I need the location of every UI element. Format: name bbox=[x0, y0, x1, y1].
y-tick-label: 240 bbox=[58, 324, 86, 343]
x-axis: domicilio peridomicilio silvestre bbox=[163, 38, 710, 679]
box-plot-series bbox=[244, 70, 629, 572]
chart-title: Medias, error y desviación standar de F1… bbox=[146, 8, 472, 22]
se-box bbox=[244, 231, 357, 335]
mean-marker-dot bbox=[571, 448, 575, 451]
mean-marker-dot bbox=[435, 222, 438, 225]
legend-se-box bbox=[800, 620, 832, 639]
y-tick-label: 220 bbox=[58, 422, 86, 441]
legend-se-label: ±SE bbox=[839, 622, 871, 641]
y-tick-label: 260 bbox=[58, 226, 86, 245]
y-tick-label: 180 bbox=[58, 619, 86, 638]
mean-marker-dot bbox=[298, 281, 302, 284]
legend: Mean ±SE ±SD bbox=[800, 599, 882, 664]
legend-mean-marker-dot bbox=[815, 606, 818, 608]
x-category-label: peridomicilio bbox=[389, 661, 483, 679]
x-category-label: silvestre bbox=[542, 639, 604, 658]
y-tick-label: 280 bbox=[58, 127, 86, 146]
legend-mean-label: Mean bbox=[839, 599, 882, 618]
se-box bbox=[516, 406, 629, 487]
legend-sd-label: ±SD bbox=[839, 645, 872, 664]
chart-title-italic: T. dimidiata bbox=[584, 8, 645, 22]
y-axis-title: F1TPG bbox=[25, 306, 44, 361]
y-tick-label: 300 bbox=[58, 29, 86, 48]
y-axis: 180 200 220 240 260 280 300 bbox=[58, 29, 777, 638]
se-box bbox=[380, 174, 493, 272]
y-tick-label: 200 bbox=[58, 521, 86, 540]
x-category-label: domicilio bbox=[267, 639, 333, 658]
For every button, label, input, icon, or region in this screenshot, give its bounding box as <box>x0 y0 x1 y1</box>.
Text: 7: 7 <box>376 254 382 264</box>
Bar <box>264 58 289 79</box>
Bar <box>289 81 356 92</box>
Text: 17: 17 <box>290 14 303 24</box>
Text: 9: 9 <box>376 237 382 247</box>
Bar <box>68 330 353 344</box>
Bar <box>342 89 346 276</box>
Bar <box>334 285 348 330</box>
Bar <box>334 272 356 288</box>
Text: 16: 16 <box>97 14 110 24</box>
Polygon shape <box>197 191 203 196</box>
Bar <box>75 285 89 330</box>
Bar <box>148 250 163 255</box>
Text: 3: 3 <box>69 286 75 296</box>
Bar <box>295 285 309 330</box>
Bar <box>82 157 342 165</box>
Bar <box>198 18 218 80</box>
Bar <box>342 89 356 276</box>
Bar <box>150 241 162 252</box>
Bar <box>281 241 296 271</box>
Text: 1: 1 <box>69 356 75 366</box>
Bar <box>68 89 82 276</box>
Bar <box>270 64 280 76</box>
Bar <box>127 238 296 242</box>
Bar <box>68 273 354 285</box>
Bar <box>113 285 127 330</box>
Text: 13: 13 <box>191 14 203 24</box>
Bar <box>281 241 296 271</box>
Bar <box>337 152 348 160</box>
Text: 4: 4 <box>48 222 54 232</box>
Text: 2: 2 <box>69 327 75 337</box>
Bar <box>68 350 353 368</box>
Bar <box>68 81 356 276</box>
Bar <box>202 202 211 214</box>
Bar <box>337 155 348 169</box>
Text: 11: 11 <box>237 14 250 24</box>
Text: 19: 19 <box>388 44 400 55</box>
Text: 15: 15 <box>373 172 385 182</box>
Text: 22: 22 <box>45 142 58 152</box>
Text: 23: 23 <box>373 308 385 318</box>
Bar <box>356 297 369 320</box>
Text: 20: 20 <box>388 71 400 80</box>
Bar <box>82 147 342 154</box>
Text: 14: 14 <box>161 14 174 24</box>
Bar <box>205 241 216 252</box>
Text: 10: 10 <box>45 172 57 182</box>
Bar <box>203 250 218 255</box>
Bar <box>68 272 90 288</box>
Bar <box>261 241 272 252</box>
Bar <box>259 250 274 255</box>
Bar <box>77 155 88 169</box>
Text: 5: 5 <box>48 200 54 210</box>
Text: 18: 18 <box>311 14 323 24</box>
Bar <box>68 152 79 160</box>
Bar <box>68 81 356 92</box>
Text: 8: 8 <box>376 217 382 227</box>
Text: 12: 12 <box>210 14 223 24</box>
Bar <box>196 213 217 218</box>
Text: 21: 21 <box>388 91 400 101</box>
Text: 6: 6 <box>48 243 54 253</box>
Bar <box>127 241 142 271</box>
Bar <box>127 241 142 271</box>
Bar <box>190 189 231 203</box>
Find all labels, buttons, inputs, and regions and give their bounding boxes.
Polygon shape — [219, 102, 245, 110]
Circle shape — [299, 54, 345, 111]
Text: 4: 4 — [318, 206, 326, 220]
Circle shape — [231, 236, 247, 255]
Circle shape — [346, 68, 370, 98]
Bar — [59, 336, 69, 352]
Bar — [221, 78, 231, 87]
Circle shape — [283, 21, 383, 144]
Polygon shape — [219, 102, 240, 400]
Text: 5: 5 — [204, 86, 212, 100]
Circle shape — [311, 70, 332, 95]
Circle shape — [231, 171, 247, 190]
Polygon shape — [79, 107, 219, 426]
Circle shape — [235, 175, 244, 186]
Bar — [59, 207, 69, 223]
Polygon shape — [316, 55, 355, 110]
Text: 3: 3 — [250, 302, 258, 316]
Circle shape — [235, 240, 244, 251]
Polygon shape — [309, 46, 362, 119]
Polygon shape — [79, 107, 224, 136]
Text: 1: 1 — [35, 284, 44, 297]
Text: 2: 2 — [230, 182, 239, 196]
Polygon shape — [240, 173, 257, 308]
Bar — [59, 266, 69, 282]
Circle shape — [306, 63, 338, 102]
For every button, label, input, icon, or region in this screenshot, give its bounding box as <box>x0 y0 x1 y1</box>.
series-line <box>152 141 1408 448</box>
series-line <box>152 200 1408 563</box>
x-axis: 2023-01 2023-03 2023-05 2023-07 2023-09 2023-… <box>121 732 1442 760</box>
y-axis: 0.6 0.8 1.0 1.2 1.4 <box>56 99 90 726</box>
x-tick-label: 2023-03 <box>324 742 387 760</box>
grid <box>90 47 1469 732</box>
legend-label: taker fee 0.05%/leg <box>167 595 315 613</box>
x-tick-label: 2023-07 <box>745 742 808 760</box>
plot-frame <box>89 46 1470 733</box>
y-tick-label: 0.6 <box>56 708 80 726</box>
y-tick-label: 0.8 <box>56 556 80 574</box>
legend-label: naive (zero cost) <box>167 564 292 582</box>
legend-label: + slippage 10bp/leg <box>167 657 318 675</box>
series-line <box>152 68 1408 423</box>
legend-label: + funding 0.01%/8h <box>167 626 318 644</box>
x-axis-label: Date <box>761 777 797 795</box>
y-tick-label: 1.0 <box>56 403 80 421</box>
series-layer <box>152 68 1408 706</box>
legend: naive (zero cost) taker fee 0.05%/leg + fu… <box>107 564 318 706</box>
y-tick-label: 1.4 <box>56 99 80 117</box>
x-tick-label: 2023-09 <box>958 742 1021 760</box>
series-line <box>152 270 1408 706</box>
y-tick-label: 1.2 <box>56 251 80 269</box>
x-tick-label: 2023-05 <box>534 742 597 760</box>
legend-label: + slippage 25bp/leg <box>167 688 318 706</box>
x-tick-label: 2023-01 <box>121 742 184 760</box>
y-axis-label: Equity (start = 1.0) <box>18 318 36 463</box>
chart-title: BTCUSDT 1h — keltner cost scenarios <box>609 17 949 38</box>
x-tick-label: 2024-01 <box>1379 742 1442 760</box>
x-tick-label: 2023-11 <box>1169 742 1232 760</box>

--

**WHAT THE TASK ASKS:**
Swap each occurrence of "y-tick-label" in the lines above for "y-axis-tick-label", and reproduce the lines with no other change.

**FINAL RESULT:**
I need the location of every UI element. Format: name bbox=[x0, y0, x1, y1].
y-axis-tick-label: 240 bbox=[58, 324, 86, 343]
x-axis: domicilio peridomicilio silvestre bbox=[163, 38, 710, 679]
box-plot-series bbox=[244, 70, 629, 572]
chart-title: Medias, error y desviación standar de F1… bbox=[146, 8, 472, 22]
se-box bbox=[244, 231, 357, 335]
mean-marker-dot bbox=[571, 448, 575, 451]
mean-marker-dot bbox=[435, 222, 438, 225]
legend-se-box bbox=[800, 620, 832, 639]
y-axis-tick-label: 220 bbox=[58, 422, 86, 441]
legend-se-label: ±SE bbox=[839, 622, 871, 641]
y-axis-tick-label: 260 bbox=[58, 226, 86, 245]
y-axis-tick-label: 180 bbox=[58, 619, 86, 638]
mean-marker-dot bbox=[298, 281, 302, 284]
legend: Mean ±SE ±SD bbox=[800, 599, 882, 664]
legend-mean-marker-dot bbox=[815, 606, 818, 608]
x-category-label: peridomicilio bbox=[389, 661, 483, 679]
x-category-label: silvestre bbox=[542, 639, 604, 658]
y-axis-tick-label: 280 bbox=[58, 127, 86, 146]
legend-mean-label: Mean bbox=[839, 599, 882, 618]
se-box bbox=[516, 406, 629, 487]
legend-sd-label: ±SD bbox=[839, 645, 872, 664]
chart-title-italic: T. dimidiata bbox=[584, 8, 645, 22]
y-axis-title: F1TPG bbox=[25, 306, 44, 361]
y-axis-tick-label: 300 bbox=[58, 29, 86, 48]
y-axis: 180 200 220 240 260 280 300 bbox=[58, 29, 777, 638]
se-box bbox=[380, 174, 493, 272]
y-axis-tick-label: 200 bbox=[58, 521, 86, 540]
x-category-label: domicilio bbox=[267, 639, 333, 658]
For every button, label, input, icon, or region in this screenshot, give its bounding box as <box>x0 y0 x1 y1</box>.
Text: 7: 7 <box>376 254 382 264</box>
Bar <box>264 58 289 79</box>
Bar <box>289 81 356 92</box>
Text: 17: 17 <box>290 14 303 24</box>
Text: 9: 9 <box>376 237 382 247</box>
Bar <box>68 330 353 344</box>
Bar <box>342 89 346 276</box>
Bar <box>334 285 348 330</box>
Bar <box>334 272 356 288</box>
Text: 16: 16 <box>97 14 110 24</box>
Polygon shape <box>197 191 203 196</box>
Bar <box>75 285 89 330</box>
Bar <box>148 250 163 255</box>
Text: 3: 3 <box>69 286 75 296</box>
Bar <box>295 285 309 330</box>
Bar <box>82 157 342 165</box>
Bar <box>198 18 218 80</box>
Bar <box>342 89 356 276</box>
Bar <box>150 241 162 252</box>
Bar <box>281 241 296 271</box>
Text: 1: 1 <box>69 356 75 366</box>
Bar <box>68 89 82 276</box>
Bar <box>270 64 280 76</box>
Bar <box>127 238 296 242</box>
Bar <box>68 273 354 285</box>
Bar <box>113 285 127 330</box>
Text: 13: 13 <box>191 14 203 24</box>
Bar <box>281 241 296 271</box>
Bar <box>337 152 348 160</box>
Text: 4: 4 <box>48 222 54 232</box>
Text: 2: 2 <box>69 327 75 337</box>
Bar <box>68 350 353 368</box>
Bar <box>68 81 356 276</box>
Bar <box>202 202 211 214</box>
Bar <box>337 155 348 169</box>
Text: 11: 11 <box>237 14 250 24</box>
Text: 19: 19 <box>388 44 400 55</box>
Text: 15: 15 <box>373 172 385 182</box>
Text: 22: 22 <box>45 142 58 152</box>
Text: 23: 23 <box>373 308 385 318</box>
Bar <box>356 297 369 320</box>
Text: 20: 20 <box>388 71 400 80</box>
Bar <box>82 147 342 154</box>
Text: 14: 14 <box>161 14 174 24</box>
Bar <box>205 241 216 252</box>
Text: 10: 10 <box>45 172 57 182</box>
Bar <box>203 250 218 255</box>
Bar <box>68 272 90 288</box>
Bar <box>261 241 272 252</box>
Bar <box>259 250 274 255</box>
Bar <box>77 155 88 169</box>
Text: 5: 5 <box>48 200 54 210</box>
Text: 18: 18 <box>311 14 323 24</box>
Bar <box>68 152 79 160</box>
Bar <box>68 81 356 92</box>
Text: 8: 8 <box>376 217 382 227</box>
Text: 12: 12 <box>210 14 223 24</box>
Bar <box>196 213 217 218</box>
Text: 21: 21 <box>388 91 400 101</box>
Text: 6: 6 <box>48 243 54 253</box>
Bar <box>127 241 142 271</box>
Bar <box>127 241 142 271</box>
Bar <box>190 189 231 203</box>
Find all labels, buttons, inputs, and regions and give their bounding boxes.
Polygon shape — [219, 102, 245, 110]
Circle shape — [299, 54, 345, 111]
Text: 4: 4 — [318, 206, 326, 220]
Circle shape — [231, 236, 247, 255]
Circle shape — [346, 68, 370, 98]
Bar — [59, 336, 69, 352]
Bar — [221, 78, 231, 87]
Circle shape — [283, 21, 383, 144]
Polygon shape — [219, 102, 240, 400]
Text: 5: 5 — [204, 86, 212, 100]
Circle shape — [311, 70, 332, 95]
Circle shape — [231, 171, 247, 190]
Polygon shape — [79, 107, 219, 426]
Circle shape — [235, 175, 244, 186]
Bar — [59, 207, 69, 223]
Polygon shape — [316, 55, 355, 110]
Text: 3: 3 — [250, 302, 258, 316]
Circle shape — [235, 240, 244, 251]
Polygon shape — [309, 46, 362, 119]
Polygon shape — [79, 107, 224, 136]
Text: 1: 1 — [35, 284, 44, 297]
Text: 2: 2 — [230, 182, 239, 196]
Polygon shape — [240, 173, 257, 308]
Bar — [59, 266, 69, 282]
Circle shape — [306, 63, 338, 102]
For every button, label, input, icon, or region in this screenshot, give its bounding box as <box>x0 y0 x1 y1</box>.
series-line <box>152 141 1408 448</box>
series-line <box>152 200 1408 563</box>
x-axis: 2023-01 2023-03 2023-05 2023-07 2023-09 2023-… <box>121 732 1442 760</box>
y-axis: 0.6 0.8 1.0 1.2 1.4 <box>56 99 90 726</box>
x-tick-label: 2023-03 <box>324 742 387 760</box>
grid <box>90 47 1469 732</box>
legend-label: taker fee 0.05%/leg <box>167 595 315 613</box>
x-tick-label: 2023-07 <box>745 742 808 760</box>
plot-frame <box>89 46 1470 733</box>
y-axis-tick-label: 0.6 <box>56 708 80 726</box>
y-axis-tick-label: 0.8 <box>56 556 80 574</box>
legend-label: naive (zero cost) <box>167 564 292 582</box>
legend-label: + slippage 10bp/leg <box>167 657 318 675</box>
series-line <box>152 68 1408 423</box>
legend-label: + funding 0.01%/8h <box>167 626 318 644</box>
x-axis-label: Date <box>761 777 797 795</box>
y-axis-tick-label: 1.0 <box>56 403 80 421</box>
series-layer <box>152 68 1408 706</box>
legend: naive (zero cost) taker fee 0.05%/leg + fu… <box>107 564 318 706</box>
y-axis-tick-label: 1.4 <box>56 99 80 117</box>
x-tick-label: 2023-09 <box>958 742 1021 760</box>
series-line <box>152 270 1408 706</box>
y-axis-tick-label: 1.2 <box>56 251 80 269</box>
x-tick-label: 2023-05 <box>534 742 597 760</box>
legend-label: + slippage 25bp/leg <box>167 688 318 706</box>
x-tick-label: 2023-01 <box>121 742 184 760</box>
y-axis-label: Equity (start = 1.0) <box>18 318 36 463</box>
chart-title: BTCUSDT 1h — keltner cost scenarios <box>609 17 949 38</box>
x-tick-label: 2024-01 <box>1379 742 1442 760</box>
x-tick-label: 2023-11 <box>1169 742 1232 760</box>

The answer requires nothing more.